TO DO
Below are some records. Copy every line in them that holds "object".

EXTRACTED MATERIAL
/---
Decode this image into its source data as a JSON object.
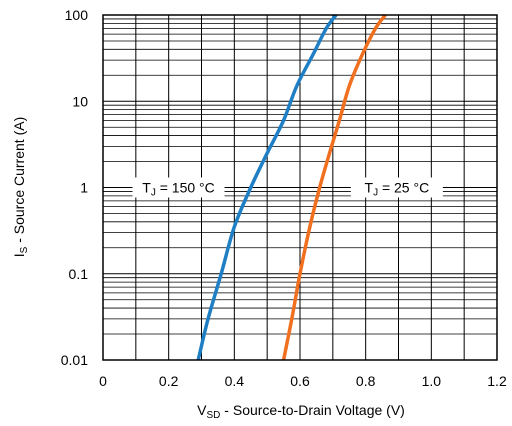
{
  "chart_data": {
    "type": "line",
    "x_scale": "linear",
    "y_scale": "log",
    "xlim": [
      0,
      1.2
    ],
    "ylim": [
      0.01,
      100
    ],
    "x_ticks": [
      "0",
      "0.2",
      "0.4",
      "0.6",
      "0.8",
      "1.0",
      "1.2"
    ],
    "x_tick_values": [
      0,
      0.2,
      0.4,
      0.6,
      0.8,
      1.0,
      1.2
    ],
    "y_ticks": [
      "0.01",
      "0.1",
      "1",
      "10",
      "100"
    ],
    "y_tick_values": [
      0.01,
      0.1,
      1,
      10,
      100
    ],
    "grid": true,
    "xlabel": {
      "main": "V",
      "sub": "SD",
      "rest": " - Source-to-Drain Voltage (V)"
    },
    "ylabel": {
      "main": "I",
      "sub": "S",
      "rest": " - Source Current (A)"
    },
    "series": [
      {
        "name": "T_J = 150 °C",
        "label": {
          "pre": "T",
          "sub": "J",
          "post": " = 150 °C"
        },
        "color": "#1f7fc4",
        "x": [
          0.29,
          0.32,
          0.36,
          0.4,
          0.45,
          0.5,
          0.55,
          0.59,
          0.64,
          0.68,
          0.71
        ],
        "y": [
          0.01,
          0.03,
          0.1,
          0.35,
          1.0,
          2.5,
          6.0,
          15,
          35,
          70,
          100
        ]
      },
      {
        "name": "T_J = 25 °C",
        "label": {
          "pre": "T",
          "sub": "J",
          "post": " = 25 °C"
        },
        "color": "#f07020",
        "x": [
          0.55,
          0.575,
          0.6,
          0.63,
          0.66,
          0.69,
          0.72,
          0.75,
          0.79,
          0.83,
          0.86
        ],
        "y": [
          0.01,
          0.03,
          0.1,
          0.35,
          1.0,
          2.5,
          6.0,
          15,
          35,
          70,
          100
        ]
      }
    ]
  }
}
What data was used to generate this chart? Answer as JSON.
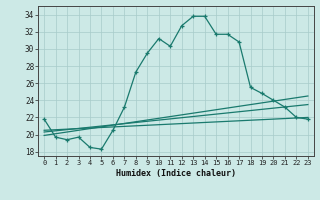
{
  "xlabel": "Humidex (Indice chaleur)",
  "xlim": [
    -0.5,
    23.5
  ],
  "ylim": [
    17.5,
    35.0
  ],
  "yticks": [
    18,
    20,
    22,
    24,
    26,
    28,
    30,
    32,
    34
  ],
  "xticks": [
    0,
    1,
    2,
    3,
    4,
    5,
    6,
    7,
    8,
    9,
    10,
    11,
    12,
    13,
    14,
    15,
    16,
    17,
    18,
    19,
    20,
    21,
    22,
    23
  ],
  "bg_color": "#cce9e6",
  "grid_color": "#a8ccca",
  "line_color": "#1a7a6e",
  "main_line": {
    "x": [
      0,
      1,
      2,
      3,
      4,
      5,
      6,
      7,
      8,
      9,
      10,
      11,
      12,
      13,
      14,
      15,
      16,
      17,
      18,
      19,
      20,
      21,
      22,
      23
    ],
    "y": [
      21.8,
      19.7,
      19.4,
      19.7,
      18.5,
      18.3,
      20.5,
      23.2,
      27.3,
      29.5,
      31.2,
      30.3,
      32.7,
      33.8,
      33.8,
      31.7,
      31.7,
      30.8,
      25.5,
      24.8,
      24.0,
      23.2,
      22.0,
      21.8
    ]
  },
  "flat_lines": [
    {
      "x0": 0,
      "y0": 19.9,
      "x1": 23,
      "y1": 24.5
    },
    {
      "x0": 0,
      "y0": 20.3,
      "x1": 23,
      "y1": 23.5
    },
    {
      "x0": 0,
      "y0": 20.5,
      "x1": 23,
      "y1": 22.0
    }
  ]
}
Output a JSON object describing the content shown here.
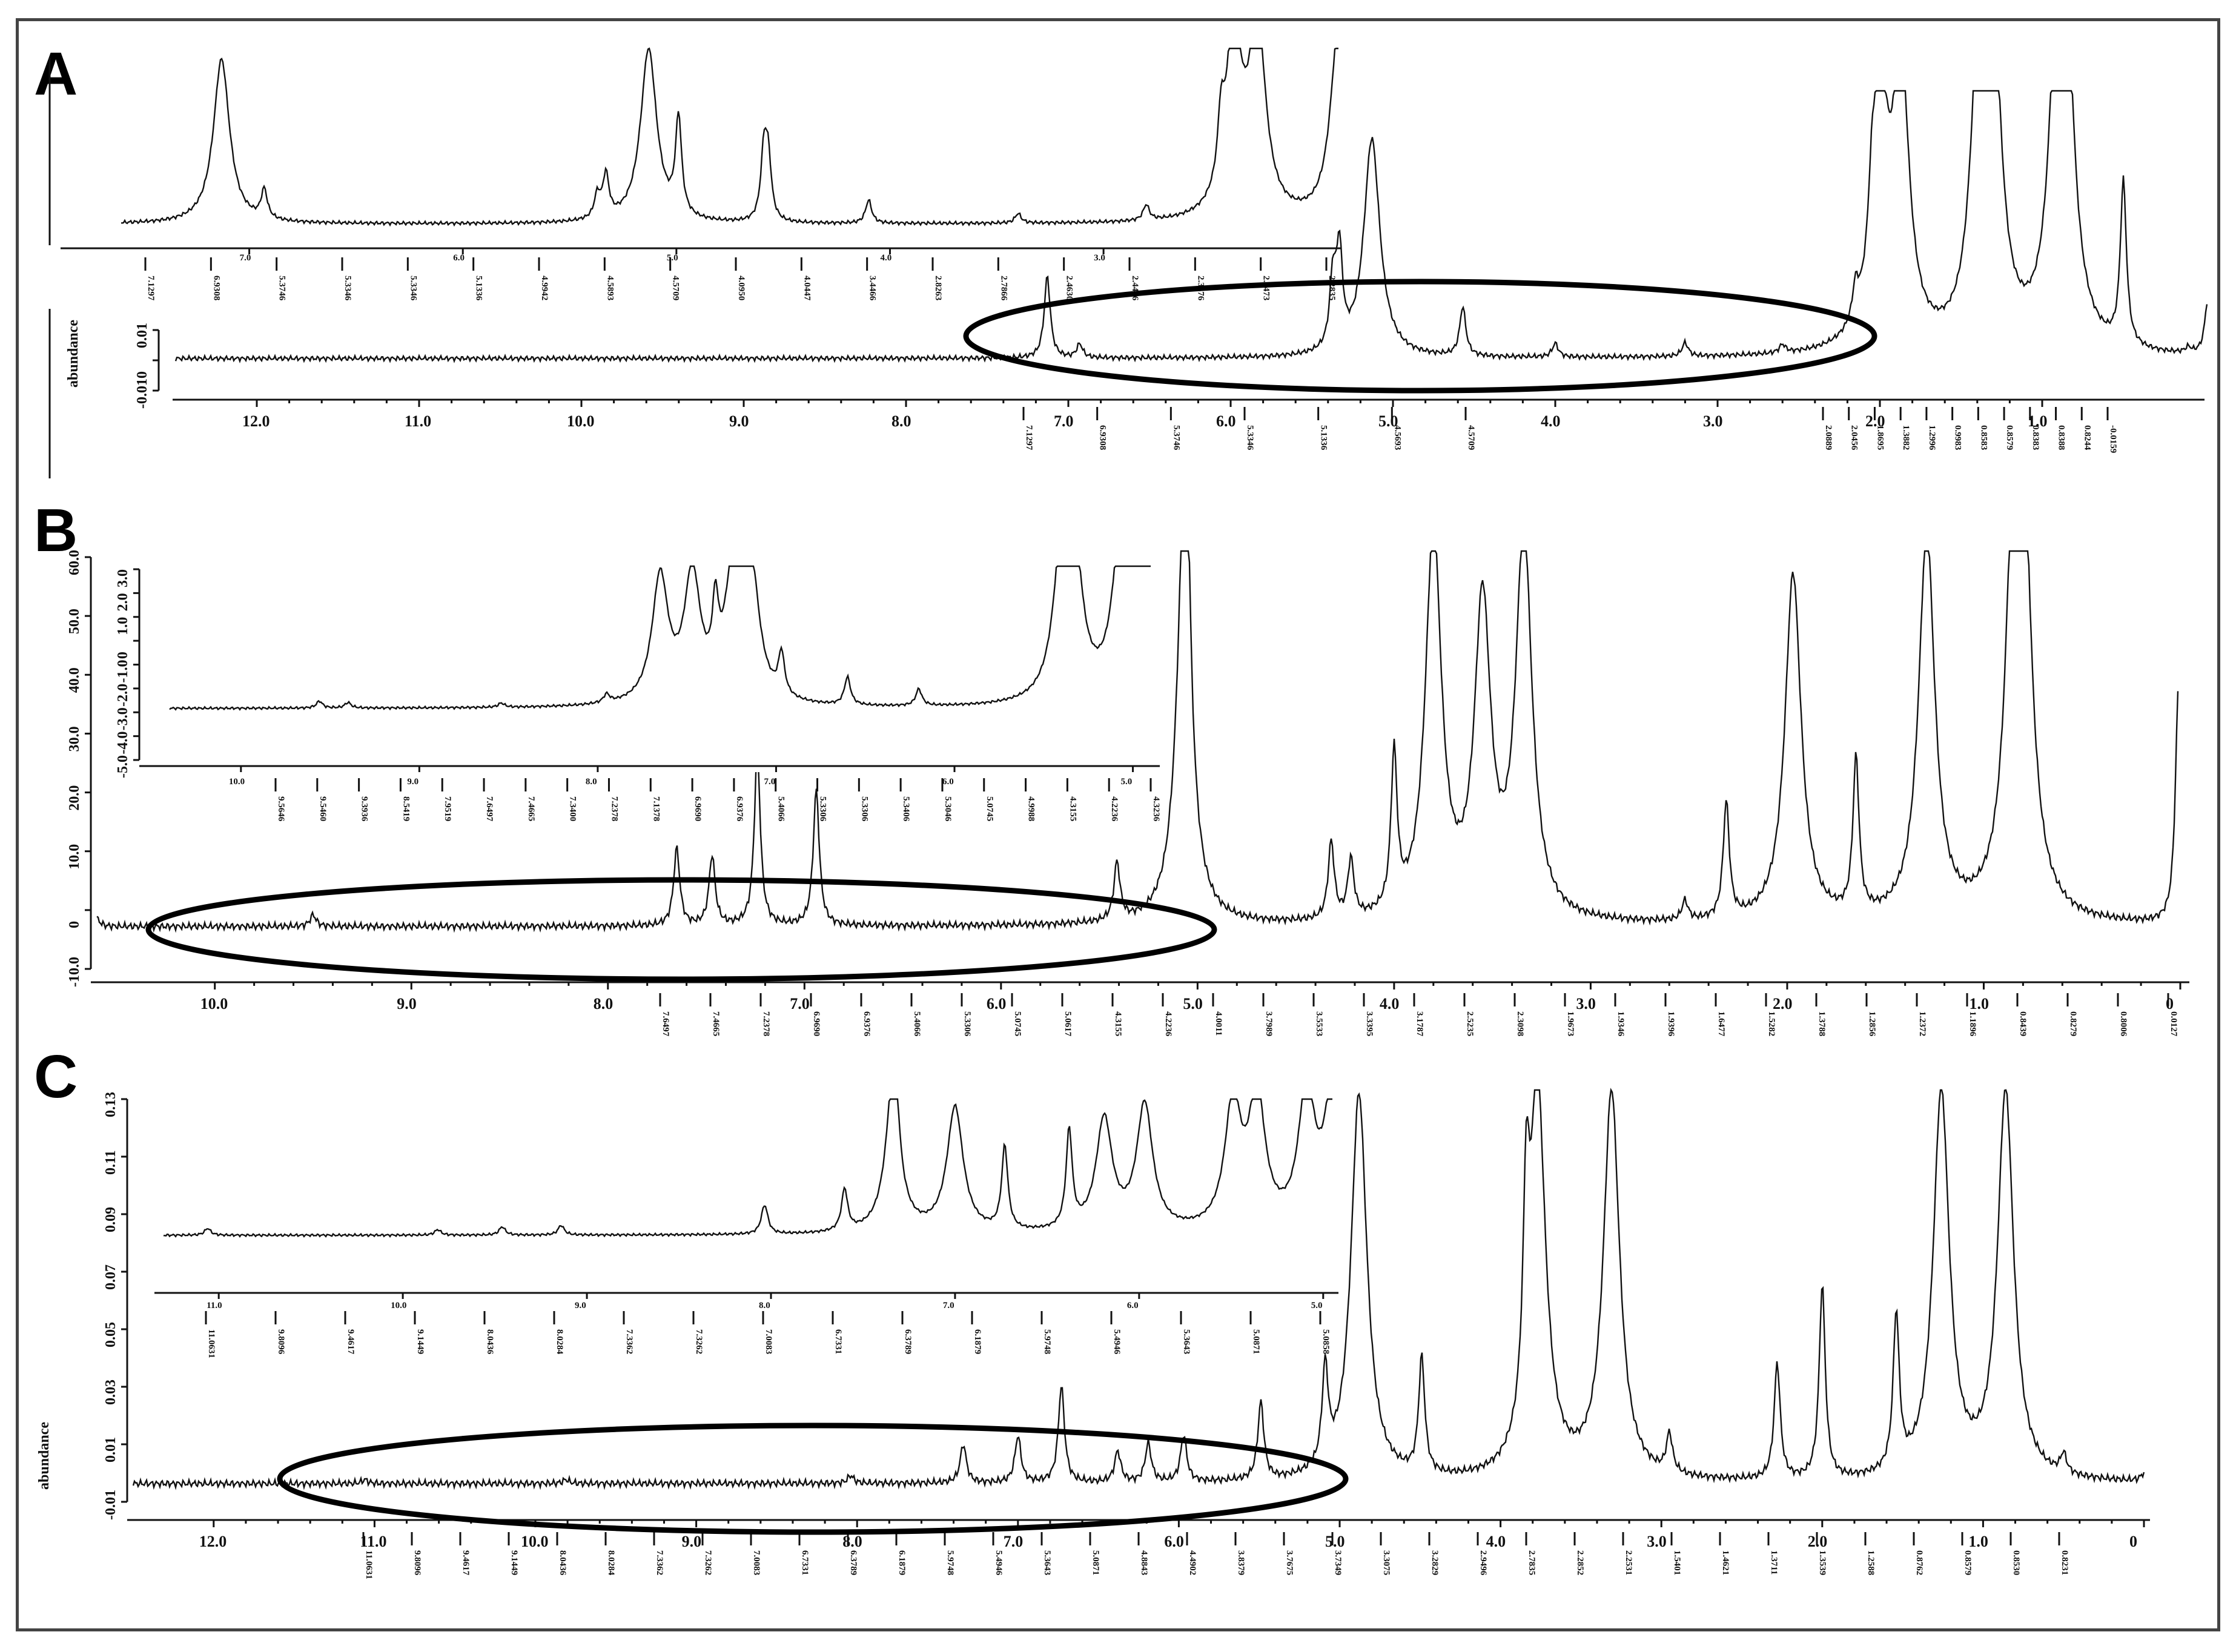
{
  "panels": [
    {
      "letter": "A"
    },
    {
      "letter": "B"
    },
    {
      "letter": "C"
    }
  ],
  "chart_data": [
    {
      "panel": "A",
      "type": "line",
      "title": "",
      "ylabel": "abundance",
      "xlim": [
        12.5,
        0
      ],
      "x_ticks": [
        "12.0",
        "11.0",
        "10.0",
        "9.0",
        "8.0",
        "7.0",
        "6.0",
        "5.0",
        "4.0",
        "3.0",
        "2.0",
        "1.0"
      ],
      "y_ticks": [
        "0.01",
        "0",
        "-0.01"
      ],
      "peak_labels": [
        "7.1297",
        "6.9308",
        "5.3746",
        "5.3346",
        "5.1336",
        "4.5693",
        "4.5709",
        "2.0889",
        "2.0456",
        "1.8695",
        "1.3882",
        "1.2996",
        "0.9983",
        "0.8583",
        "0.8579",
        "0.8383",
        "0.8388",
        "0.8244",
        "-0.0159"
      ],
      "series": [
        {
          "values": [
            [
              12.5,
              0
            ],
            [
              7.13,
              0.3
            ],
            [
              6.93,
              0.05
            ],
            [
              5.37,
              0.25
            ],
            [
              5.33,
              0.35
            ],
            [
              5.13,
              0.8
            ],
            [
              4.57,
              0.18
            ],
            [
              4.0,
              0.05
            ],
            [
              3.2,
              0.05
            ],
            [
              2.6,
              0.03
            ],
            [
              2.15,
              0.12
            ],
            [
              2.05,
              0.2
            ],
            [
              2.0,
              0.9
            ],
            [
              1.87,
              1.0
            ],
            [
              1.39,
              1.0
            ],
            [
              1.3,
              1.0
            ],
            [
              0.9,
              1.0
            ],
            [
              0.86,
              1.0
            ],
            [
              0.5,
              0.6
            ],
            [
              0.1,
              0.02
            ],
            [
              -0.02,
              0.2
            ]
          ]
        }
      ],
      "inset": {
        "x_ticks": [
          "7.0",
          "6.0",
          "5.0",
          "4.0",
          "3.0"
        ],
        "peak_labels": [
          "7.1297",
          "6.9308",
          "5.3746",
          "5.3346",
          "5.3346",
          "5.1336",
          "4.9942",
          "4.5893",
          "4.5709",
          "4.0950",
          "4.0447",
          "3.4466",
          "2.8263",
          "2.7866",
          "2.4630",
          "2.4416",
          "2.3876",
          "2.3473",
          "2.2835"
        ]
      }
    },
    {
      "panel": "B",
      "type": "line",
      "title": "",
      "ylabel": "",
      "xlim": [
        10.6,
        0
      ],
      "x_ticks": [
        "10.0",
        "9.0",
        "8.0",
        "7.0",
        "6.0",
        "5.0",
        "4.0",
        "3.0",
        "2.0",
        "1.0",
        "0"
      ],
      "y_ticks": [
        "60.0",
        "50.0",
        "40.0",
        "30.0",
        "20.0",
        "10.0",
        "0",
        "-10.0"
      ],
      "peak_labels": [
        "7.6497",
        "7.4665",
        "7.2378",
        "6.9690",
        "6.9376",
        "5.4066",
        "5.3306",
        "5.0745",
        "5.0617",
        "4.3155",
        "4.2236",
        "4.0011",
        "3.7989",
        "3.5533",
        "3.3395",
        "3.1787",
        "2.5235",
        "2.3098",
        "1.9673",
        "1.9346",
        "1.9396",
        "1.6477",
        "1.5282",
        "1.3788",
        "1.2856",
        "1.2372",
        "1.1896",
        "0.8439",
        "0.8279",
        "0.8006",
        "0.0127"
      ],
      "series": [
        {
          "values": [
            [
              10.6,
              0.02
            ],
            [
              9.5,
              0.03
            ],
            [
              7.65,
              0.2
            ],
            [
              7.47,
              0.18
            ],
            [
              7.24,
              0.45
            ],
            [
              6.94,
              0.35
            ],
            [
              5.41,
              0.15
            ],
            [
              5.07,
              0.8
            ],
            [
              5.06,
              0.7
            ],
            [
              4.32,
              0.2
            ],
            [
              4.22,
              0.15
            ],
            [
              4.0,
              0.4
            ],
            [
              3.8,
              1.0
            ],
            [
              3.55,
              0.8
            ],
            [
              3.34,
              1.0
            ],
            [
              2.52,
              0.05
            ],
            [
              2.31,
              0.3
            ],
            [
              1.97,
              0.9
            ],
            [
              1.65,
              0.4
            ],
            [
              1.29,
              1.0
            ],
            [
              0.84,
              1.0
            ],
            [
              0.8,
              0.8
            ],
            [
              0.01,
              0.6
            ]
          ]
        }
      ],
      "inset": {
        "x_ticks": [
          "10.0",
          "9.0",
          "8.0",
          "7.0",
          "6.0",
          "5.0"
        ],
        "y_ticks": [
          "3.0",
          "2.0",
          "1.0",
          "0",
          "-1.0",
          "-2.0",
          "-3.0",
          "-4.0",
          "-5.0"
        ],
        "peak_labels": [
          "9.5646",
          "9.5460",
          "9.3936",
          "8.5419",
          "7.9519",
          "7.6497",
          "7.4665",
          "7.3400",
          "7.2378",
          "7.1378",
          "6.9690",
          "6.9376",
          "5.4066",
          "5.3306",
          "5.3306",
          "5.3406",
          "5.3046",
          "5.0745",
          "4.9988",
          "4.3155",
          "4.2236",
          "4.3236"
        ]
      }
    },
    {
      "panel": "C",
      "type": "line",
      "title": "",
      "ylabel": "abundance",
      "xlim": [
        12.5,
        0
      ],
      "x_ticks": [
        "12.0",
        "11.0",
        "10.0",
        "9.0",
        "8.0",
        "7.0",
        "6.0",
        "5.0",
        "4.0",
        "3.0",
        "2.0",
        "1.0",
        "0"
      ],
      "y_ticks": [
        "0.13",
        "0.11",
        "0.09",
        "0.07",
        "0.05",
        "0.03",
        "0.01",
        "-0.01"
      ],
      "peak_labels": [
        "11.0631",
        "9.8096",
        "9.4617",
        "9.1449",
        "8.0436",
        "8.0284",
        "7.3362",
        "7.3262",
        "7.0083",
        "6.7331",
        "6.3789",
        "6.1879",
        "5.9748",
        "5.4946",
        "5.3643",
        "5.0871",
        "4.8843",
        "4.4902",
        "3.8379",
        "3.7675",
        "3.7349",
        "3.3075",
        "3.2829",
        "2.9496",
        "2.7835",
        "2.2852",
        "2.2531",
        "1.5401",
        "1.4621",
        "1.3711",
        "1.3539",
        "1.2588",
        "0.8762",
        "0.8579",
        "0.8530",
        "0.8231"
      ],
      "series": [
        {
          "values": [
            [
              12.5,
              0
            ],
            [
              11.06,
              0.01
            ],
            [
              9.81,
              0.01
            ],
            [
              8.04,
              0.02
            ],
            [
              7.34,
              0.1
            ],
            [
              7.0,
              0.12
            ],
            [
              6.73,
              0.25
            ],
            [
              6.38,
              0.08
            ],
            [
              6.19,
              0.1
            ],
            [
              5.97,
              0.12
            ],
            [
              5.49,
              0.2
            ],
            [
              5.09,
              0.25
            ],
            [
              4.88,
              1.0
            ],
            [
              4.49,
              0.3
            ],
            [
              3.84,
              0.5
            ],
            [
              3.77,
              1.0
            ],
            [
              3.31,
              1.0
            ],
            [
              2.95,
              0.1
            ],
            [
              2.28,
              0.3
            ],
            [
              2.0,
              0.5
            ],
            [
              1.54,
              0.4
            ],
            [
              1.26,
              1.0
            ],
            [
              0.86,
              1.0
            ],
            [
              0.5,
              0.05
            ],
            [
              0,
              0.02
            ]
          ]
        }
      ],
      "inset": {
        "x_ticks": [
          "11.0",
          "10.0",
          "9.0",
          "8.0",
          "7.0",
          "6.0",
          "5.0"
        ],
        "peak_labels": [
          "11.0631",
          "9.8096",
          "9.4617",
          "9.1449",
          "8.0436",
          "8.0284",
          "7.3362",
          "7.3262",
          "7.0083",
          "6.7331",
          "6.3789",
          "6.1879",
          "5.9748",
          "5.4946",
          "5.3643",
          "5.0871",
          "5.0858"
        ]
      }
    }
  ]
}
\---
WRITTEN SOLUTION
Decode this image into its source data as a JSON object.
Output a JSON object describing the content shown here.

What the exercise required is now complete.